• **Description of the task**
Write down each entry again, exactly as it reads.

* * * * * * *

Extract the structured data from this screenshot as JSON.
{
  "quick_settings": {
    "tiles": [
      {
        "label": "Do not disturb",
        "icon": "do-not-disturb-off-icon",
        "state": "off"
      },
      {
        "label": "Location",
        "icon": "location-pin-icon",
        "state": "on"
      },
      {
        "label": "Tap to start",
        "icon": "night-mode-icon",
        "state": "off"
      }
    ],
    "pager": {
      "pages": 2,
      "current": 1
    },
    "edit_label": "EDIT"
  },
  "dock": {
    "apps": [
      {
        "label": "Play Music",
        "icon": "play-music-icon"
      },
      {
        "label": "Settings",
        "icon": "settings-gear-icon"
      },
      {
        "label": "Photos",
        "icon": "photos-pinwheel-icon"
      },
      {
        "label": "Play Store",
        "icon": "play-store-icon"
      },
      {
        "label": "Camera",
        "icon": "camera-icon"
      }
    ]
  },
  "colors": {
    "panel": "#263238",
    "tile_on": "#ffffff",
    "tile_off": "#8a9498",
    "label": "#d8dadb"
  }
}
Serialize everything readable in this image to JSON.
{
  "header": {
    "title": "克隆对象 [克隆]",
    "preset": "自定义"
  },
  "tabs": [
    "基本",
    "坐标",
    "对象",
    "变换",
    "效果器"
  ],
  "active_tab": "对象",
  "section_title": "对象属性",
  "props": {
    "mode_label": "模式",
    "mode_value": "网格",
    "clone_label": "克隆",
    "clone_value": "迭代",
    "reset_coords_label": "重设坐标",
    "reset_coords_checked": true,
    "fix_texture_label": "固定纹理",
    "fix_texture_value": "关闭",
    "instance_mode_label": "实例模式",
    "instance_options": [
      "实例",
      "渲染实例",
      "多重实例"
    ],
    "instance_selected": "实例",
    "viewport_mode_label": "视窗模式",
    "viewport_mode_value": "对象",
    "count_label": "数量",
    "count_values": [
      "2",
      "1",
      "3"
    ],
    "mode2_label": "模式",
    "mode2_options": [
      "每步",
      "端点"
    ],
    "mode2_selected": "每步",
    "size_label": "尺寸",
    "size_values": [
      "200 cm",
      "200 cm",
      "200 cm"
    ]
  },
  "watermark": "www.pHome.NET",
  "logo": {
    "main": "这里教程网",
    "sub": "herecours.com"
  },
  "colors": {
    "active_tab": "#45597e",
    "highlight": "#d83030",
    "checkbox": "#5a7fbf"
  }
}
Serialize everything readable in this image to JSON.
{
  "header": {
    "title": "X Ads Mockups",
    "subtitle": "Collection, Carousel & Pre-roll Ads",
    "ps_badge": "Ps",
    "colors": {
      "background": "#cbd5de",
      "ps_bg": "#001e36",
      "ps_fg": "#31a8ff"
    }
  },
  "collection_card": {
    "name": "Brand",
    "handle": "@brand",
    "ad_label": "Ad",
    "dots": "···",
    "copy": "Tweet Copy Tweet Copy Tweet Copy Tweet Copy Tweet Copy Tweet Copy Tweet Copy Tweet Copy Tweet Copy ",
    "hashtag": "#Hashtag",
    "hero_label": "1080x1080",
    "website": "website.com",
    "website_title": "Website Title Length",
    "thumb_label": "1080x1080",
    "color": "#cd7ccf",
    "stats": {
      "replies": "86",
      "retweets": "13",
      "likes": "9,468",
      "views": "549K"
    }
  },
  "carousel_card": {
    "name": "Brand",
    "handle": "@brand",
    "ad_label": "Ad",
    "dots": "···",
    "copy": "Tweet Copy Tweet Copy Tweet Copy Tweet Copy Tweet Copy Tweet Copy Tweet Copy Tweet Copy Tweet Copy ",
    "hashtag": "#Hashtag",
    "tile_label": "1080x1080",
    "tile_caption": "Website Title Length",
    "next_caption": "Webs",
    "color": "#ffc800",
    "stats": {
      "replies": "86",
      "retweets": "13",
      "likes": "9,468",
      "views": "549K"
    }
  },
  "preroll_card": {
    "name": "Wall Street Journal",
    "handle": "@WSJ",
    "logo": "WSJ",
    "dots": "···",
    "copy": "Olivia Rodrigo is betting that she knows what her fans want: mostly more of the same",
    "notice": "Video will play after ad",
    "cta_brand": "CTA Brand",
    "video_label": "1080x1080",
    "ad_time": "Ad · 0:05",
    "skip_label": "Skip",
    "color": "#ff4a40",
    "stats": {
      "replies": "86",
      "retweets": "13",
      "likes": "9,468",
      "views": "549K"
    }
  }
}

* * * * * * *

• **Written response**
Extract the structured data from this screenshot as JSON.
{
  "quick_settings": {
    "tiles": [
      {
        "label": "Do not disturb",
        "icon": "do-not-disturb-off-icon",
        "state": "off"
      },
      {
        "label": "Location",
        "icon": "location-pin-icon",
        "state": "on"
      },
      {
        "label": "Tap to start",
        "icon": "night-mode-icon",
        "state": "off"
      }
    ],
    "pager": {
      "pages": 2,
      "current": 1
    },
    "edit_label": "EDIT"
  },
  "dock": {
    "apps": [
      {
        "label": "Play Music",
        "icon": "play-music-icon"
      },
      {
        "label": "Settings",
        "icon": "settings-gear-icon"
      },
      {
        "label": "Photos",
        "icon": "photos-pinwheel-icon"
      },
      {
        "label": "Play Store",
        "icon": "play-store-icon"
      },
      {
        "label": "Camera",
        "icon": "camera-icon"
      }
    ]
  },
  "colors": {
    "panel": "#263238",
    "tile_on": "#ffffff",
    "tile_off": "#8a9498",
    "label": "#d8dadb"
  }
}
Serialize everything readable in this image to JSON.
{
  "header": {
    "title": "克隆对象 [克隆]",
    "preset": "自定义"
  },
  "tabs": [
    "基本",
    "坐标",
    "对象",
    "变换",
    "效果器"
  ],
  "active_tab": "对象",
  "section_title": "对象属性",
  "props": {
    "mode_label": "模式",
    "mode_value": "网格",
    "clone_label": "克隆",
    "clone_value": "迭代",
    "reset_coords_label": "重设坐标",
    "reset_coords_checked": true,
    "fix_texture_label": "固定纹理",
    "fix_texture_value": "关闭",
    "instance_mode_label": "实例模式",
    "instance_options": [
      "实例",
      "渲染实例",
      "多重实例"
    ],
    "instance_selected": "实例",
    "viewport_mode_label": "视窗模式",
    "viewport_mode_value": "对象",
    "count_label": "数量",
    "count_values": [
      "2",
      "1",
      "3"
    ],
    "mode2_label": "模式",
    "mode2_options": [
      "每步",
      "端点"
    ],
    "mode2_selected": "每步",
    "size_label": "尺寸",
    "size_values": [
      "200 cm",
      "200 cm",
      "200 cm"
    ]
  },
  "watermark": "www.pHome.NET",
  "logo": {
    "main": "这里教程网",
    "sub": "herecours.com"
  },
  "colors": {
    "active_tab": "#45597e",
    "highlight": "#d83030",
    "checkbox": "#5a7fbf"
  }
}
Serialize everything readable in this image to JSON.
{
  "header": {
    "title": "X Ads Mockups",
    "subtitle": "Collection, Carousel & Pre-roll Ads",
    "ps_badge": "Ps",
    "colors": {
      "background": "#cbd5de",
      "ps_bg": "#001e36",
      "ps_fg": "#31a8ff"
    }
  },
  "collection_card": {
    "name": "Brand",
    "handle": "@brand",
    "ad_label": "Ad",
    "dots": "···",
    "copy": "Tweet Copy Tweet Copy Tweet Copy Tweet Copy Tweet Copy Tweet Copy Tweet Copy Tweet Copy Tweet Copy ",
    "hashtag": "#Hashtag",
    "hero_label": "1080x1080",
    "website": "website.com",
    "website_title": "Website Title Length",
    "thumb_label": "1080x1080",
    "color": "#cd7ccf",
    "stats": {
      "replies": "86",
      "retweets": "13",
      "likes": "9,468",
      "views": "549K"
    }
  },
  "carousel_card": {
    "name": "Brand",
    "handle": "@brand",
    "ad_label": "Ad",
    "dots": "···",
    "copy": "Tweet Copy Tweet Copy Tweet Copy Tweet Copy Tweet Copy Tweet Copy Tweet Copy Tweet Copy Tweet Copy ",
    "hashtag": "#Hashtag",
    "tile_label": "1080x1080",
    "tile_caption": "Website Title Length",
    "next_caption": "Webs",
    "color": "#ffc800",
    "stats": {
      "replies": "86",
      "retweets": "13",
      "likes": "9,468",
      "views": "549K"
    }
  },
  "preroll_card": {
    "name": "Wall Street Journal",
    "handle": "@WSJ",
    "logo": "WSJ",
    "dots": "···",
    "copy": "Olivia Rodrigo is betting that she knows what her fans want: mostly more of the same",
    "notice": "Video will play after ad",
    "cta_brand": "CTA Brand",
    "video_label": "1080x1080",
    "ad_time": "Ad · 0:05",
    "skip_label": "Skip",
    "color": "#ff4a40",
    "stats": {
      "replies": "86",
      "retweets": "13",
      "likes": "9,468",
      "views": "549K"
    }
  }
}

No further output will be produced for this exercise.